Reproduce, word for word, the lines of the material below that run from the line containing "challenge-link[interactable]: One HTML" through the line containing "credits-box: Coded by", including both of those lines.

▼

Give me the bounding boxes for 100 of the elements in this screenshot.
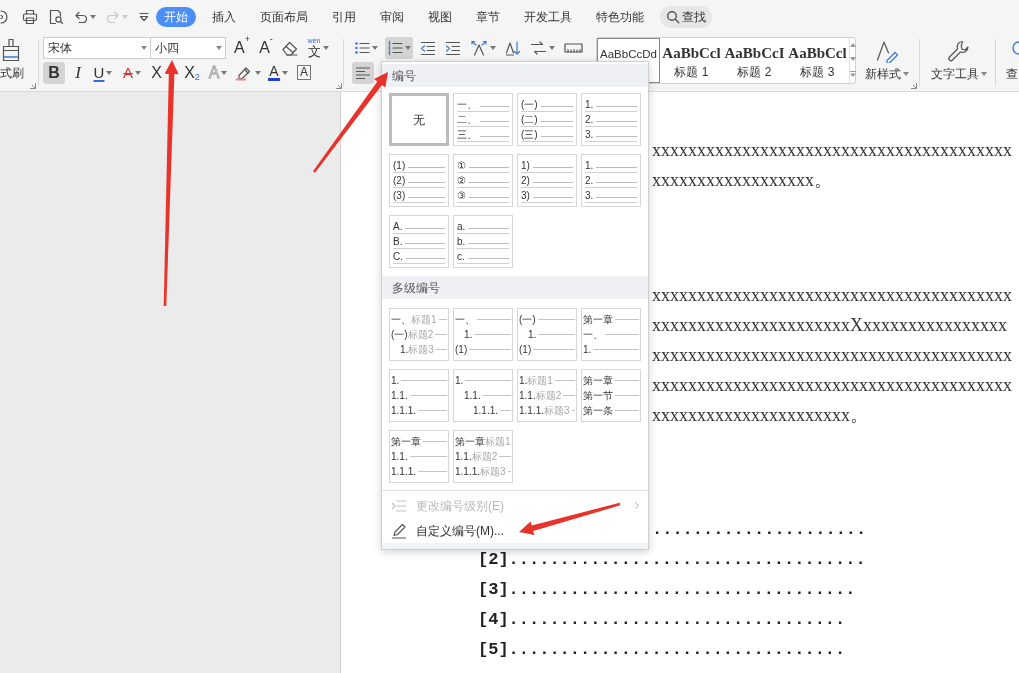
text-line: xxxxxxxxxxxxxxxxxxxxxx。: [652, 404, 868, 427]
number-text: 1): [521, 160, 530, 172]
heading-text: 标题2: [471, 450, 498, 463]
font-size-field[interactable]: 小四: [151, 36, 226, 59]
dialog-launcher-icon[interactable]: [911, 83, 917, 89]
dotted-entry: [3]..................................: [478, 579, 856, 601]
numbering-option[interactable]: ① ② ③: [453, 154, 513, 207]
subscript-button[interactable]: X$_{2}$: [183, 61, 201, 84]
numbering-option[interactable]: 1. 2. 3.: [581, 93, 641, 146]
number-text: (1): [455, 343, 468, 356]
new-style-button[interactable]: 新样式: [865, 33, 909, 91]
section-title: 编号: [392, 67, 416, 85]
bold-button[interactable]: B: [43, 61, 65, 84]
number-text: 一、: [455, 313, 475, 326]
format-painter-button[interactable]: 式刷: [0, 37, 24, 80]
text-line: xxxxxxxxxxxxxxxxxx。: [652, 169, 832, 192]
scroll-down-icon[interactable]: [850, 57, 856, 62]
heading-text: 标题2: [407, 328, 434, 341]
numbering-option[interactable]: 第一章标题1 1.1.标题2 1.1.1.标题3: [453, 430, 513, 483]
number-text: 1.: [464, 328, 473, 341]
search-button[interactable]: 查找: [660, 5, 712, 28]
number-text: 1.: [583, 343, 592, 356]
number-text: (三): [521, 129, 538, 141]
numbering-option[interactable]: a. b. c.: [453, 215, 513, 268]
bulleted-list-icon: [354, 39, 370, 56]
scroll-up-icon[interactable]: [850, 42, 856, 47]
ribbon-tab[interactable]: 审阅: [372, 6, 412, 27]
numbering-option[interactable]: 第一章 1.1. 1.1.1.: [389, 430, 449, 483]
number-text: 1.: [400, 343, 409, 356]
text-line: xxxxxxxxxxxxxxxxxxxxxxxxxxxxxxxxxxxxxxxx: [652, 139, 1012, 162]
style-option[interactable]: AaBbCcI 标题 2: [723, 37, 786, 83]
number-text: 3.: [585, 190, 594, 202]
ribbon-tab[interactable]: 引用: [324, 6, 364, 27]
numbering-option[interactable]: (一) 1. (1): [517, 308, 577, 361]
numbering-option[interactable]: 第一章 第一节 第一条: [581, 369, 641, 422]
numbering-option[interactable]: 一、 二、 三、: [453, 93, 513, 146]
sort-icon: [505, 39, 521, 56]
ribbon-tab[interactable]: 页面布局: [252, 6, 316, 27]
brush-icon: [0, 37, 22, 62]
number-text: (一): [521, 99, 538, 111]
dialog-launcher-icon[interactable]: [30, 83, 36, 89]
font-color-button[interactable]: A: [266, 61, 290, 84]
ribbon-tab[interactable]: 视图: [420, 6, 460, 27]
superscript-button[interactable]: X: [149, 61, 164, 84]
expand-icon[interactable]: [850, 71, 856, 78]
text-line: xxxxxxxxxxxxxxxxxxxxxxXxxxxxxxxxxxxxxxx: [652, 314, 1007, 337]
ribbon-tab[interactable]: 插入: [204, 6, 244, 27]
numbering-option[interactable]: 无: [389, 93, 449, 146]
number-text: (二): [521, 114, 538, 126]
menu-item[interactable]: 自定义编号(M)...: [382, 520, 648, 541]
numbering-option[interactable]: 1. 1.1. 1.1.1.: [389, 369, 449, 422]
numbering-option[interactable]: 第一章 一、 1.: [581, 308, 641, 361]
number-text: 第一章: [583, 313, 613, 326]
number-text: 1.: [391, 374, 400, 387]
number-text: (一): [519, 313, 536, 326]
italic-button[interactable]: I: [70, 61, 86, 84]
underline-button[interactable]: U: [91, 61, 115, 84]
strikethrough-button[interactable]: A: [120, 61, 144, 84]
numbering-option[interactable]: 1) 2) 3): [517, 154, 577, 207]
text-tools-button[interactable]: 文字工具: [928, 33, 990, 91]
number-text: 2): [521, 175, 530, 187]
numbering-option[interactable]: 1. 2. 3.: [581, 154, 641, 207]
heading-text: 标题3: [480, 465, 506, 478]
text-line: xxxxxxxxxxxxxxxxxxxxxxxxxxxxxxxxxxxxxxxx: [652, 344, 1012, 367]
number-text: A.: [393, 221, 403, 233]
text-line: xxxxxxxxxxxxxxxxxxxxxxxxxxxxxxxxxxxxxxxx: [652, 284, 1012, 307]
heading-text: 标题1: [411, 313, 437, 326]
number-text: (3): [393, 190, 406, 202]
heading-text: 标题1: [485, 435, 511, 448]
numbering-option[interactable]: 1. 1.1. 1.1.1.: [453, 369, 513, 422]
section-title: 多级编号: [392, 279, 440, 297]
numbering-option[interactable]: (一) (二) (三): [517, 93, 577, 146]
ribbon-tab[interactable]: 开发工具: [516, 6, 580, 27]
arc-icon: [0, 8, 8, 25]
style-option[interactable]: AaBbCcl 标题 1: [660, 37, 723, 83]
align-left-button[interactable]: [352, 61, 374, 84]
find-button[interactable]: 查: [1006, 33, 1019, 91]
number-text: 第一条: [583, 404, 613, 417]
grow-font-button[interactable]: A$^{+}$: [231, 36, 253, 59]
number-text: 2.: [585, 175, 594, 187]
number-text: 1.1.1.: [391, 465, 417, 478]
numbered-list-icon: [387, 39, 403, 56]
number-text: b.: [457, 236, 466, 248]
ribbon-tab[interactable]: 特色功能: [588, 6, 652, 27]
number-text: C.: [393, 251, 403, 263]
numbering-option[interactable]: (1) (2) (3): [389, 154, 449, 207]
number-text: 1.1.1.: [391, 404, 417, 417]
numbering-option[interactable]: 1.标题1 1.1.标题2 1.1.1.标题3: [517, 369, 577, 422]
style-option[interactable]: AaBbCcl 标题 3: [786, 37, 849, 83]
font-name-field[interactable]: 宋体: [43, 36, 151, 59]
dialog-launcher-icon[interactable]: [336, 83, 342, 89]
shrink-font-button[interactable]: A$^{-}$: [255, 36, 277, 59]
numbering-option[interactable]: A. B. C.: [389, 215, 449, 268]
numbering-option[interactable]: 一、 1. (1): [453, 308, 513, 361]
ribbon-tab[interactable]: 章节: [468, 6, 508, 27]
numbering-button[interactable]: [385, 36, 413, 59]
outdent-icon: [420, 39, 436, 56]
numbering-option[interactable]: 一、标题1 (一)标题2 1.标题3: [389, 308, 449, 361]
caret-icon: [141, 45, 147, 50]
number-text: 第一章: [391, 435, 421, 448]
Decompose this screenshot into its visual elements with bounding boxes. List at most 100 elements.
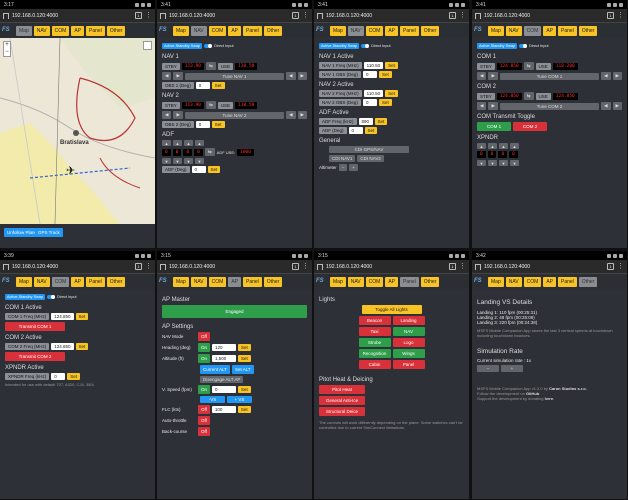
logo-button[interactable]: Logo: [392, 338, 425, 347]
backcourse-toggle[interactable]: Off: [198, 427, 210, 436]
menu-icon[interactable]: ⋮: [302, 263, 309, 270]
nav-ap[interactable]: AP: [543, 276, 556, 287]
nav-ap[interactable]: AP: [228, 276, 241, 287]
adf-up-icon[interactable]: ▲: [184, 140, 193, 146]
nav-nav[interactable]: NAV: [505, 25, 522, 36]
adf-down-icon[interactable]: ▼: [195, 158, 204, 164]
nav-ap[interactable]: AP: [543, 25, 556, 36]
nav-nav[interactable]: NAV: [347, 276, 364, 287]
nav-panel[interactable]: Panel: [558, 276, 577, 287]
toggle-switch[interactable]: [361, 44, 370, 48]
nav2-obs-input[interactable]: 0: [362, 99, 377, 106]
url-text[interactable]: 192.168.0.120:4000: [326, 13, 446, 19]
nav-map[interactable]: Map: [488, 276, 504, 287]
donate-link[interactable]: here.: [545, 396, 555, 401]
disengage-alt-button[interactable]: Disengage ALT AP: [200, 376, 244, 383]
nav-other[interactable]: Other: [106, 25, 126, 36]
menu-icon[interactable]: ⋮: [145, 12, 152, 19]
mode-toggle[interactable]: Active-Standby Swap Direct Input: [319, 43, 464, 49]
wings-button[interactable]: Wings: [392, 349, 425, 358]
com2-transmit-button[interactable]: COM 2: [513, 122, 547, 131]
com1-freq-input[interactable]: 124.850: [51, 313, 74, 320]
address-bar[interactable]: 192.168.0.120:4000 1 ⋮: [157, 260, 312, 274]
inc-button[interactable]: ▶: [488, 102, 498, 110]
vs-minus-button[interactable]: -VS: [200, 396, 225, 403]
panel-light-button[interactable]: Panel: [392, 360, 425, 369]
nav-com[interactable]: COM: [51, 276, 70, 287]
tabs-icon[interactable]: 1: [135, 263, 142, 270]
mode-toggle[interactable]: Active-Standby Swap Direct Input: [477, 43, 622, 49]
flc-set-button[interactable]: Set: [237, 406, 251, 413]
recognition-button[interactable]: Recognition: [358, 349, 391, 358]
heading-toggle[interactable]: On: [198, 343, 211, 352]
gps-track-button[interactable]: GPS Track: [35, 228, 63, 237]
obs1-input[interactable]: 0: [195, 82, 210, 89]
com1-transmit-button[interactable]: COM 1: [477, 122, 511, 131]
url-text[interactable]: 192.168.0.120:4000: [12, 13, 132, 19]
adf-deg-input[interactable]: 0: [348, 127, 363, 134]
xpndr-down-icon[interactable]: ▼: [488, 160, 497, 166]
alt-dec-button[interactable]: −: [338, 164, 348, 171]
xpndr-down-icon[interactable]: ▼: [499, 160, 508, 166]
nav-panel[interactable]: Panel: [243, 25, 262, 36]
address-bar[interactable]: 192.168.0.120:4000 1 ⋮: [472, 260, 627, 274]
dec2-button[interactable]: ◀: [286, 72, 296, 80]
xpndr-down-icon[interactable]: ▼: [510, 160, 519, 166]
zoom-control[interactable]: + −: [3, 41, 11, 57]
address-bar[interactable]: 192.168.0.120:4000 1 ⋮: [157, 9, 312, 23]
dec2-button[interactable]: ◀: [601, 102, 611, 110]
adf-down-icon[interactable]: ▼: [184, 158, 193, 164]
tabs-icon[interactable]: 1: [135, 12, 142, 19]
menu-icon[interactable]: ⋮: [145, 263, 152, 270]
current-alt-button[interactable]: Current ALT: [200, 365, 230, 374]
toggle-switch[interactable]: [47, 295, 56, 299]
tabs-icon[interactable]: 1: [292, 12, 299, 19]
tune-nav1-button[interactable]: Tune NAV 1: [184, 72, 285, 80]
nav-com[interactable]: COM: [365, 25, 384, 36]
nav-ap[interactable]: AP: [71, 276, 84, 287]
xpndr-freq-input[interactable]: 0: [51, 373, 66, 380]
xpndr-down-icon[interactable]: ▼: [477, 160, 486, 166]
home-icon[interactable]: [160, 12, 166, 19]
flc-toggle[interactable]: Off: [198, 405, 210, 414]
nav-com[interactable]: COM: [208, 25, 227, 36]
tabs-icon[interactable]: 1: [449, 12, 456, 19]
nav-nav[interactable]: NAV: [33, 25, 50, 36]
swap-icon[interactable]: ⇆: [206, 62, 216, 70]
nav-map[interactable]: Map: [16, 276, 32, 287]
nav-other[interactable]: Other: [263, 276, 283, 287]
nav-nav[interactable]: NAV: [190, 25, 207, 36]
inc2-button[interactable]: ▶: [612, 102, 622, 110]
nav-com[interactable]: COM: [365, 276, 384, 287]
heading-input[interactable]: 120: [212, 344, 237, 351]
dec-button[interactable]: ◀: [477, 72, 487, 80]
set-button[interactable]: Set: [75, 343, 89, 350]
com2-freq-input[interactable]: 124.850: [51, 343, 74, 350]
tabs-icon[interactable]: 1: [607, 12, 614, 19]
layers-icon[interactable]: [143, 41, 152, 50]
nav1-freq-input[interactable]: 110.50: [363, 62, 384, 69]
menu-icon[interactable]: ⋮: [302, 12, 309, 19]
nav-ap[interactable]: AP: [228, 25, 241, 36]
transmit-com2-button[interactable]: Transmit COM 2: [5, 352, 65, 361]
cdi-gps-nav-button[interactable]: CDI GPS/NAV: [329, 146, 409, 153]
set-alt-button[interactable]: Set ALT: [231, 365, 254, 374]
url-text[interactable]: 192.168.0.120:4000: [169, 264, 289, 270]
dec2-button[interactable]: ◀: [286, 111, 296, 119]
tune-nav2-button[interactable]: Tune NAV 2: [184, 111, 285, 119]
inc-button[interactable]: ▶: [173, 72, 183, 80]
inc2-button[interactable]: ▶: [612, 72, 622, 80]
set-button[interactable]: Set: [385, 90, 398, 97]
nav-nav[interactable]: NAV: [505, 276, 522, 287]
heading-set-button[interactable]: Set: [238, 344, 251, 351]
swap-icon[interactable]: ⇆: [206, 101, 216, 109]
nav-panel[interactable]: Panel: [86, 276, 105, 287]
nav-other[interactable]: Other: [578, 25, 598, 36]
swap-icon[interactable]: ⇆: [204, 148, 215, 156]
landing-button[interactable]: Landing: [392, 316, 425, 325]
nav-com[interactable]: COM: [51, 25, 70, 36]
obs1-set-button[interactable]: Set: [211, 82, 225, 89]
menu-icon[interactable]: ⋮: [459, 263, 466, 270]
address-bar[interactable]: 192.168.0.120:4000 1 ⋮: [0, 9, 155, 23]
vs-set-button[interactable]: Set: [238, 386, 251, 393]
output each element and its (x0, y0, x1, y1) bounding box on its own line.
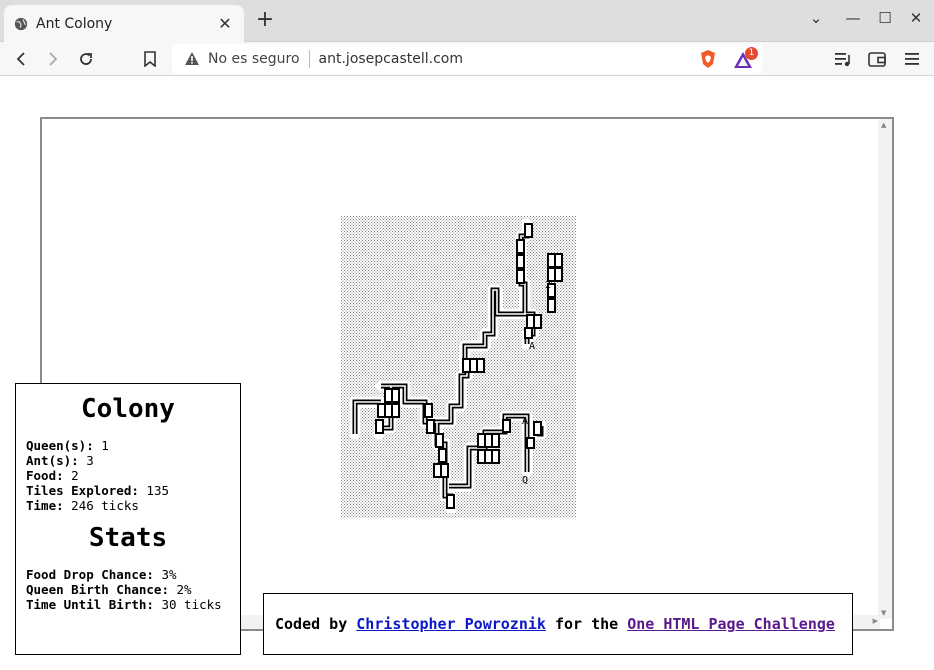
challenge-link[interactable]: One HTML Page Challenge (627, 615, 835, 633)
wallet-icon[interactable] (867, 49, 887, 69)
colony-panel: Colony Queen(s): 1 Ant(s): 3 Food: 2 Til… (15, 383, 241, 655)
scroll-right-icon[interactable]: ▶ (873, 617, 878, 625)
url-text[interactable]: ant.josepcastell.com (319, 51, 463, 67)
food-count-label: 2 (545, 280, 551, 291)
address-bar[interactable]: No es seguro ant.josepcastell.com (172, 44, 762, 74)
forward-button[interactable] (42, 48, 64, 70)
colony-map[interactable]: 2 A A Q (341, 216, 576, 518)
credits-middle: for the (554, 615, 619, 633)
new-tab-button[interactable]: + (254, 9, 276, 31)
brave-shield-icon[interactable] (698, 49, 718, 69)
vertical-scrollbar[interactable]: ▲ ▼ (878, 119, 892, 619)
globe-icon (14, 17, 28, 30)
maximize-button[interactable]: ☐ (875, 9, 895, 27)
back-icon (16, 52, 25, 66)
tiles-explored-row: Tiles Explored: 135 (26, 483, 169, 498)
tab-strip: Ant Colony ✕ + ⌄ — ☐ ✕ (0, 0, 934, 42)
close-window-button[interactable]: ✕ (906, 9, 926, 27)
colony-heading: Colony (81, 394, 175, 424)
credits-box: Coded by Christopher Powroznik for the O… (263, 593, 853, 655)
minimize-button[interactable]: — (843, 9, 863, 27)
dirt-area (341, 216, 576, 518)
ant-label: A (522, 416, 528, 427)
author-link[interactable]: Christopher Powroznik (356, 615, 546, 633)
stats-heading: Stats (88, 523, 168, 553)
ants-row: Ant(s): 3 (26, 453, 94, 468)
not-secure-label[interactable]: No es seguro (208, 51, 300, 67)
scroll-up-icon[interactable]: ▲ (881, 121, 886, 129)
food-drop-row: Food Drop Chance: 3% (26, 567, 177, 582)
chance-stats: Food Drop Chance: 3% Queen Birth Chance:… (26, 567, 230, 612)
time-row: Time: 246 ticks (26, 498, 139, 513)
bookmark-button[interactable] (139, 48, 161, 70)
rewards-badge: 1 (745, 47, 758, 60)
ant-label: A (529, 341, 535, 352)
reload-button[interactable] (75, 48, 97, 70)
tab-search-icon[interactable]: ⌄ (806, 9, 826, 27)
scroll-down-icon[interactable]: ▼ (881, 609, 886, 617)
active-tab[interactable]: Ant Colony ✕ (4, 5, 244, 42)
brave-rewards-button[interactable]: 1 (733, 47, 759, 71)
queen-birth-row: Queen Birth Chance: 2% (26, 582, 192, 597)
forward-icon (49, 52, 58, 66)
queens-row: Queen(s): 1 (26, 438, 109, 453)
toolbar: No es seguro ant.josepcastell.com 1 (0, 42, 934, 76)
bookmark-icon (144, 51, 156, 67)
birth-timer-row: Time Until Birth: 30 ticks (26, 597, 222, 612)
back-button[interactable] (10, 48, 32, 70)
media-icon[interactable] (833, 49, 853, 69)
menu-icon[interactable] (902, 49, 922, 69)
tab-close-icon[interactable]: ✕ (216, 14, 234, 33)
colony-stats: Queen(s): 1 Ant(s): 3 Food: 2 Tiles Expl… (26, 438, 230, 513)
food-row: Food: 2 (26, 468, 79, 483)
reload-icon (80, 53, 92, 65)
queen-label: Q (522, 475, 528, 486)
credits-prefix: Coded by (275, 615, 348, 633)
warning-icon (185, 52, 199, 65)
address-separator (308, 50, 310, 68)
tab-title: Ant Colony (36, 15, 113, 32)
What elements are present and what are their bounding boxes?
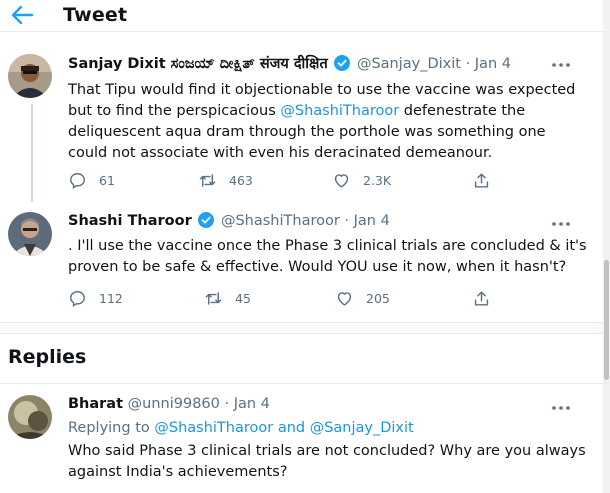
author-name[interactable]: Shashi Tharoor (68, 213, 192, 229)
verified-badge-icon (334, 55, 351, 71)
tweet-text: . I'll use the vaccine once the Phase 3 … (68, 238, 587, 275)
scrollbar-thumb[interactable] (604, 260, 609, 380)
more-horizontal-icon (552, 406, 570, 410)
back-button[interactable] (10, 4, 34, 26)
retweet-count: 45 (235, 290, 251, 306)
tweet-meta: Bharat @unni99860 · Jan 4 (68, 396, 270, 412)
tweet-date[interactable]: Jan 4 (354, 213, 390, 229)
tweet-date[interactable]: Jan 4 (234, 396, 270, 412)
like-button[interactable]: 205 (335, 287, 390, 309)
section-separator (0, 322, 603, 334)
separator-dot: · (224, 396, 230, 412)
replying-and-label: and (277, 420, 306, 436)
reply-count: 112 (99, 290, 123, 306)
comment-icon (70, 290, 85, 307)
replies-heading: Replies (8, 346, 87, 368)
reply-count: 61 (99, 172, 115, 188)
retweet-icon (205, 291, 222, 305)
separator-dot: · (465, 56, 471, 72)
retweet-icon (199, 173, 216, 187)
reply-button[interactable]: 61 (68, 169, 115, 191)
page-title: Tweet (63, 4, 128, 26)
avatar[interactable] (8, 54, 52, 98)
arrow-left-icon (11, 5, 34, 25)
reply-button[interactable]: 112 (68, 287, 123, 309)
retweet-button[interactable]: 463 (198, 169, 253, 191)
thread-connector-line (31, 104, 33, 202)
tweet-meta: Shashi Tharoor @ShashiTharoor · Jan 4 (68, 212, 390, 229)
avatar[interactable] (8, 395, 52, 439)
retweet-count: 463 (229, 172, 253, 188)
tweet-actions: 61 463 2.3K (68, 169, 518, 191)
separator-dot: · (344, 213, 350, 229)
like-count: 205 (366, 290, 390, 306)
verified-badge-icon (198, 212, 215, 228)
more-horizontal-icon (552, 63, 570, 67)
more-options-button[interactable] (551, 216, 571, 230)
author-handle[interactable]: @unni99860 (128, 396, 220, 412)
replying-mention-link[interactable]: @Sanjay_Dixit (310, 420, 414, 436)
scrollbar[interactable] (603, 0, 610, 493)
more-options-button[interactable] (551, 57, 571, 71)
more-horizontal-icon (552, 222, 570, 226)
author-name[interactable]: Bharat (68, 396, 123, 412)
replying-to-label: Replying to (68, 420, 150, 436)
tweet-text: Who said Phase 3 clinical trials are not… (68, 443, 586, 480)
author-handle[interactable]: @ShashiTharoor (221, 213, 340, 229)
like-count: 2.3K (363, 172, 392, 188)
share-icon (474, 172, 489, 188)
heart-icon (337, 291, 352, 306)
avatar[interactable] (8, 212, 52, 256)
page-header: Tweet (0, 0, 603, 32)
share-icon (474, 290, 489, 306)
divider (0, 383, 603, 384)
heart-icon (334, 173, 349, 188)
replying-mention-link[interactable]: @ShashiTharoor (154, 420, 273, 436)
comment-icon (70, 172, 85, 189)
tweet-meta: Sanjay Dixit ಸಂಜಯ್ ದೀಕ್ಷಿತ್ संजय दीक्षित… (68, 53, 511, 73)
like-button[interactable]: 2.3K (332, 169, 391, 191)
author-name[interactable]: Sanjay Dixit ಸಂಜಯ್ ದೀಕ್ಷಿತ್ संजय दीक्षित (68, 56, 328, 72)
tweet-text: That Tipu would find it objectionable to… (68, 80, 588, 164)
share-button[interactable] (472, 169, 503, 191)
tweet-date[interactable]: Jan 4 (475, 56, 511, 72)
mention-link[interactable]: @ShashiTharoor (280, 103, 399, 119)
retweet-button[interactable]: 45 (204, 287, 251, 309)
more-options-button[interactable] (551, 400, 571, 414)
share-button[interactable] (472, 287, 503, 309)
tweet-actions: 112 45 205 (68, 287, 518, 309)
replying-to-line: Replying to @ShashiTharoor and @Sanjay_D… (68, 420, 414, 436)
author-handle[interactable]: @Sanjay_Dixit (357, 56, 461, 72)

▲

### REPLY
challenge-link[interactable]: One HTML Page Challenge (627, 615, 835, 633)
wallet-icon[interactable] (867, 49, 887, 69)
colony-panel: Colony Queen(s): 1 Ant(s): 3 Food: 2 Til… (15, 383, 241, 655)
scroll-right-icon[interactable]: ▶ (873, 617, 878, 625)
url-text[interactable]: ant.josepcastell.com (319, 51, 463, 67)
food-count-label: 2 (545, 280, 551, 291)
address-bar[interactable]: No es seguro ant.josepcastell.com (172, 44, 762, 74)
forward-button[interactable] (42, 48, 64, 70)
colony-map[interactable]: 2 A A Q (341, 216, 576, 518)
credits-middle: for the (554, 615, 619, 633)
new-tab-button[interactable]: + (254, 9, 276, 31)
brave-shield-icon[interactable] (698, 49, 718, 69)
vertical-scrollbar[interactable]: ▲ ▼ (878, 119, 892, 619)
globe-icon (14, 17, 28, 30)
maximize-button[interactable]: ☐ (875, 9, 895, 27)
back-icon (16, 52, 25, 66)
tiles-explored-row: Tiles Explored: 135 (26, 483, 169, 498)
tab-strip: Ant Colony ✕ + ⌄ — ☐ ✕ (0, 0, 934, 42)
close-window-button[interactable]: ✕ (906, 9, 926, 27)
colony-heading: Colony (81, 394, 175, 424)
credits-box: Coded by Christopher Powroznik for the O… (263, 593, 853, 655)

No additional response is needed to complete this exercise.